+++ Source material +++
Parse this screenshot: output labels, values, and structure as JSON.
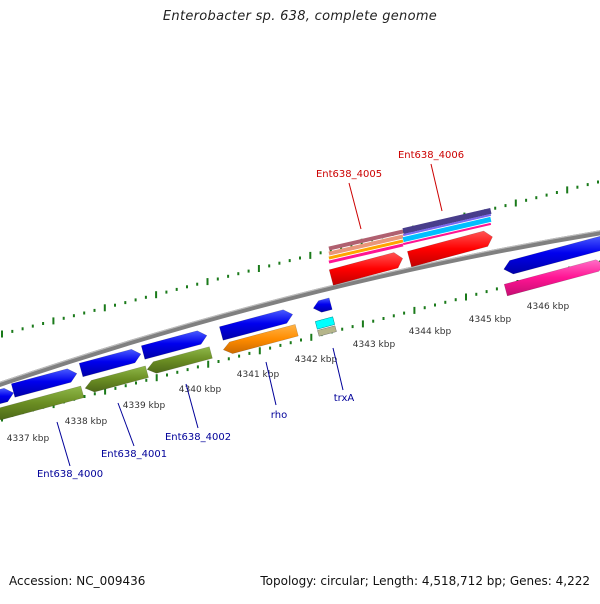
{
  "title": "Enterobacter sp. 638, complete genome",
  "footer": {
    "accession": "Accession: NC_009436",
    "summary": "Topology: circular; Length: 4,518,712 bp; Genes: 4,222"
  },
  "ticks": [
    {
      "label": "4337 kbp"
    },
    {
      "label": "4338 kbp"
    },
    {
      "label": "4339 kbp"
    },
    {
      "label": "4340 kbp"
    },
    {
      "label": "4341 kbp"
    },
    {
      "label": "4342 kbp"
    },
    {
      "label": "4343 kbp"
    },
    {
      "label": "4344 kbp"
    },
    {
      "label": "4345 kbp"
    },
    {
      "label": "4346 kbp"
    }
  ],
  "gene_labels": [
    {
      "name": "Ent638_4000",
      "color": "#000099"
    },
    {
      "name": "Ent638_4001",
      "color": "#000099"
    },
    {
      "name": "Ent638_4002",
      "color": "#000099"
    },
    {
      "name": "rho",
      "color": "#000099"
    },
    {
      "name": "trxA",
      "color": "#000099"
    },
    {
      "name": "Ent638_4005",
      "color": "#cc0000"
    },
    {
      "name": "Ent638_4006",
      "color": "#cc0000"
    }
  ],
  "colors": {
    "backbone": "#808080",
    "forward_gene": "#0000ee",
    "reverse_gene": "#6b8e23",
    "rho_gene": "#ff8c00",
    "tick_green": "#1a7a1a",
    "highlight_red": "#ff0000",
    "highlight_magenta": "#ff1493",
    "highlight_cyan": "#00bfff",
    "highlight_purple": "#483d8b",
    "highlight_salmon": "#e9967a",
    "highlight_orange": "#ffa500"
  }
}
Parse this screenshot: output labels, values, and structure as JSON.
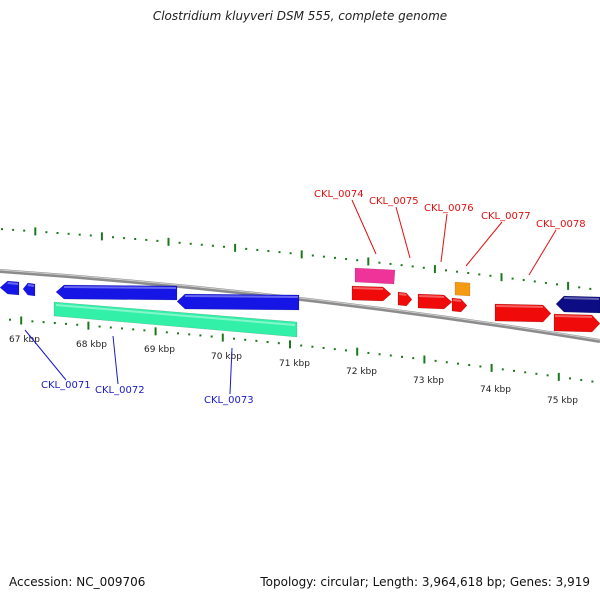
{
  "title": "Clostridium kluyveri DSM 555, complete genome",
  "footer": {
    "accession": "Accession: NC_009706",
    "summary": "Topology: circular; Length: 3,964,618 bp; Genes: 3,919"
  },
  "colors": {
    "blue": "#1515e6",
    "teal": "#33f0a8",
    "red": "#f00a0a",
    "magenta": "#ee3399",
    "orange": "#f59a12",
    "navy": "#0c0c85",
    "tick_green": "#1a7a1a",
    "backbone": "#8c8c8c",
    "label_red": "#e01010",
    "label_blue": "#1a1acc"
  },
  "kbp_labels": [
    "67 kbp",
    "68 kbp",
    "69 kbp",
    "70 kbp",
    "71 kbp",
    "72 kbp",
    "73 kbp",
    "74 kbp",
    "75 kbp"
  ],
  "top_genes": [
    "CKL_0074",
    "CKL_0075",
    "CKL_0076",
    "CKL_0077",
    "CKL_0078"
  ],
  "bottom_genes": [
    "CKL_0071",
    "CKL_0072",
    "CKL_0073"
  ]
}
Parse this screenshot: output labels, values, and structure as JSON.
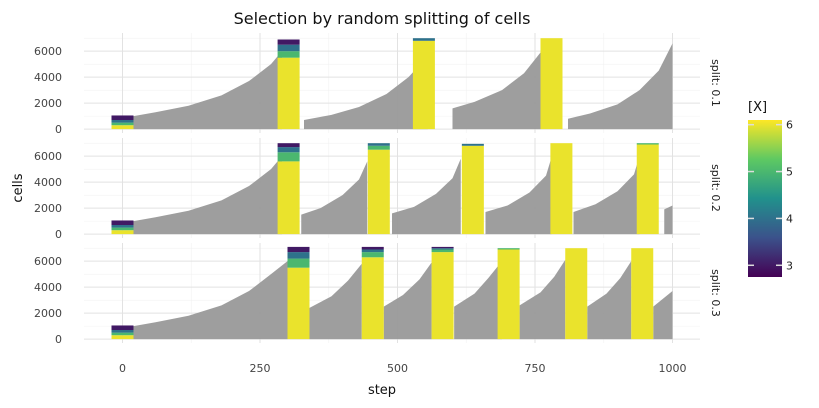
{
  "chart_data": {
    "type": "area",
    "title": "Selection by random splitting of cells",
    "xlabel": "step",
    "ylabel": "cells",
    "xlim": [
      -70,
      1050
    ],
    "ylim": [
      -300,
      7400
    ],
    "x_ticks": [
      0,
      250,
      500,
      750,
      1000
    ],
    "y_ticks": [
      0,
      2000,
      4000,
      6000
    ],
    "x_tick_labels": [
      "0",
      "250",
      "500",
      "750",
      "1000"
    ],
    "y_tick_labels": [
      "0",
      "2000",
      "4000",
      "6000"
    ],
    "area_color": "#999999",
    "bar_width": 40,
    "grid": true,
    "legend": {
      "title": "[X]",
      "position": "right",
      "range": [
        2.75,
        6.1
      ],
      "ticks": [
        3,
        4,
        5,
        6
      ],
      "tick_labels": [
        "3",
        "4",
        "5",
        "6"
      ],
      "colors": [
        "#440154",
        "#3b528b",
        "#21918c",
        "#5ec962",
        "#fde725"
      ]
    },
    "panels": [
      {
        "label": "split: 0.1",
        "area": [
          {
            "x": [
              20,
              60,
              120,
              180,
              230,
              270,
              290
            ],
            "y": [
              1000,
              1300,
              1800,
              2600,
              3700,
              5000,
              6000
            ]
          },
          {
            "x": [
              330,
              380,
              430,
              480,
              520,
              555
            ],
            "y": [
              700,
              1100,
              1700,
              2700,
              4000,
              5600
            ]
          },
          {
            "x": [
              600,
              640,
              690,
              730,
              760
            ],
            "y": [
              1600,
              2100,
              3000,
              4300,
              5900
            ]
          },
          {
            "x": [
              810,
              850,
              900,
              940,
              975,
              1000
            ],
            "y": [
              800,
              1200,
              1900,
              3000,
              4500,
              6600
            ]
          }
        ],
        "bars": [
          {
            "x": 0,
            "segments": [
              {
                "value": 6,
                "height": 300
              },
              {
                "value": 5,
                "height": 200
              },
              {
                "value": 4,
                "height": 200
              },
              {
                "value": 3,
                "height": 350
              }
            ]
          },
          {
            "x": 302,
            "segments": [
              {
                "value": 6,
                "height": 5500
              },
              {
                "value": 5,
                "height": 500
              },
              {
                "value": 4,
                "height": 500
              },
              {
                "value": 3,
                "height": 400
              }
            ]
          },
          {
            "x": 548,
            "segments": [
              {
                "value": 6,
                "height": 6800
              },
              {
                "value": 4,
                "height": 200
              }
            ]
          },
          {
            "x": 780,
            "segments": [
              {
                "value": 6,
                "height": 7000
              }
            ]
          }
        ]
      },
      {
        "label": "split: 0.2",
        "area": [
          {
            "x": [
              20,
              60,
              120,
              180,
              230,
              270,
              290
            ],
            "y": [
              1000,
              1300,
              1800,
              2600,
              3700,
              5000,
              6000
            ]
          },
          {
            "x": [
              325,
              360,
              400,
              430,
              445
            ],
            "y": [
              1500,
              2000,
              3000,
              4200,
              5600
            ]
          },
          {
            "x": [
              490,
              530,
              570,
              600,
              615
            ],
            "y": [
              1600,
              2100,
              3100,
              4300,
              5800
            ]
          },
          {
            "x": [
              660,
              700,
              740,
              770,
              780
            ],
            "y": [
              1700,
              2200,
              3200,
              4500,
              5900
            ]
          },
          {
            "x": [
              820,
              860,
              900,
              930,
              940
            ],
            "y": [
              1700,
              2300,
              3300,
              4600,
              6000
            ]
          },
          {
            "x": [
              985,
              1000
            ],
            "y": [
              1900,
              2200
            ]
          }
        ],
        "bars": [
          {
            "x": 0,
            "segments": [
              {
                "value": 6,
                "height": 300
              },
              {
                "value": 5,
                "height": 200
              },
              {
                "value": 4,
                "height": 200
              },
              {
                "value": 3,
                "height": 350
              }
            ]
          },
          {
            "x": 302,
            "segments": [
              {
                "value": 6,
                "height": 5600
              },
              {
                "value": 5,
                "height": 700
              },
              {
                "value": 4,
                "height": 400
              },
              {
                "value": 3,
                "height": 300
              }
            ]
          },
          {
            "x": 466,
            "segments": [
              {
                "value": 6,
                "height": 6500
              },
              {
                "value": 5,
                "height": 300
              },
              {
                "value": 4,
                "height": 200
              }
            ]
          },
          {
            "x": 637,
            "segments": [
              {
                "value": 6,
                "height": 6800
              },
              {
                "value": 4,
                "height": 150
              }
            ]
          },
          {
            "x": 798,
            "segments": [
              {
                "value": 6,
                "height": 7000
              }
            ]
          },
          {
            "x": 955,
            "segments": [
              {
                "value": 6,
                "height": 6900
              },
              {
                "value": 5,
                "height": 100
              }
            ]
          }
        ]
      },
      {
        "label": "split: 0.3",
        "area": [
          {
            "x": [
              20,
              60,
              120,
              180,
              230,
              270,
              300
            ],
            "y": [
              1000,
              1300,
              1800,
              2600,
              3700,
              5000,
              6000
            ]
          },
          {
            "x": [
              340,
              380,
              410,
              435
            ],
            "y": [
              2400,
              3300,
              4500,
              5800
            ]
          },
          {
            "x": [
              475,
              510,
              540,
              562
            ],
            "y": [
              2500,
              3400,
              4600,
              5900
            ]
          },
          {
            "x": [
              603,
              640,
              665,
              690
            ],
            "y": [
              2500,
              3500,
              4700,
              6000
            ]
          },
          {
            "x": [
              722,
              760,
              785,
              805
            ],
            "y": [
              2600,
              3600,
              4800,
              6100
            ]
          },
          {
            "x": [
              845,
              880,
              905,
              925
            ],
            "y": [
              2500,
              3500,
              4700,
              6000
            ]
          },
          {
            "x": [
              965,
              1000
            ],
            "y": [
              2500,
              3700
            ]
          }
        ],
        "bars": [
          {
            "x": 0,
            "segments": [
              {
                "value": 6,
                "height": 300
              },
              {
                "value": 5,
                "height": 200
              },
              {
                "value": 4,
                "height": 200
              },
              {
                "value": 3,
                "height": 350
              }
            ]
          },
          {
            "x": 320,
            "segments": [
              {
                "value": 6,
                "height": 5500
              },
              {
                "value": 5,
                "height": 700
              },
              {
                "value": 4,
                "height": 500
              },
              {
                "value": 3,
                "height": 400
              }
            ]
          },
          {
            "x": 455,
            "segments": [
              {
                "value": 6,
                "height": 6300
              },
              {
                "value": 5,
                "height": 400
              },
              {
                "value": 4,
                "height": 200
              },
              {
                "value": 3,
                "height": 200
              }
            ]
          },
          {
            "x": 582,
            "segments": [
              {
                "value": 6,
                "height": 6700
              },
              {
                "value": 5,
                "height": 200
              },
              {
                "value": 4,
                "height": 100
              },
              {
                "value": 3,
                "height": 100
              }
            ]
          },
          {
            "x": 702,
            "segments": [
              {
                "value": 6,
                "height": 6900
              },
              {
                "value": 5,
                "height": 100
              }
            ]
          },
          {
            "x": 825,
            "segments": [
              {
                "value": 6,
                "height": 7000
              }
            ]
          },
          {
            "x": 945,
            "segments": [
              {
                "value": 6,
                "height": 7000
              }
            ]
          }
        ]
      }
    ]
  }
}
+++
- [Exercise]
Only the lines holding the word "cells" belong in the answer; copy them from the listing above.

- [Answer to this exercise]
    "title": "Selection by random splitting of cells",
    "ylabel": "cells",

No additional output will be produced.